§ Goal of the exercise
Where a line of the listing below includes the word "Cash", reproduce that line.

§ Given data
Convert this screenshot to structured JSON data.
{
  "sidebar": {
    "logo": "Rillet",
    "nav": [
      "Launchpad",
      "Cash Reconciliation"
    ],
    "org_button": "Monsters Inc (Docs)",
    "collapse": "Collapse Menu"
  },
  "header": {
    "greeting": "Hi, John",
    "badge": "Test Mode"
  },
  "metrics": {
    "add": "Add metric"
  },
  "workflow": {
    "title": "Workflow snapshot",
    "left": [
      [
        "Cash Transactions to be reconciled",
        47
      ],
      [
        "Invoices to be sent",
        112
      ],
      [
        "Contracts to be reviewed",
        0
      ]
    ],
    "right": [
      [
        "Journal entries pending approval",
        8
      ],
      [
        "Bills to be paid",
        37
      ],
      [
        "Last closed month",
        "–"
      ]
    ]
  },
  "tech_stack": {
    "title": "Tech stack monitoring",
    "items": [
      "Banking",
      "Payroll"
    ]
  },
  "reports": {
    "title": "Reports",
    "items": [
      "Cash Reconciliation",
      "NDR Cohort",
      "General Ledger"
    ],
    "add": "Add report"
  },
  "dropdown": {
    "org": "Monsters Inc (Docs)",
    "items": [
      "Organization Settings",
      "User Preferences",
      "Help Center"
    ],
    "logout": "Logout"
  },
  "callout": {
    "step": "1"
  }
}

§ Solution
      "Cash Reconciliation"
        "Cash Transactions to be reconciled",
      "Cash Reconciliation",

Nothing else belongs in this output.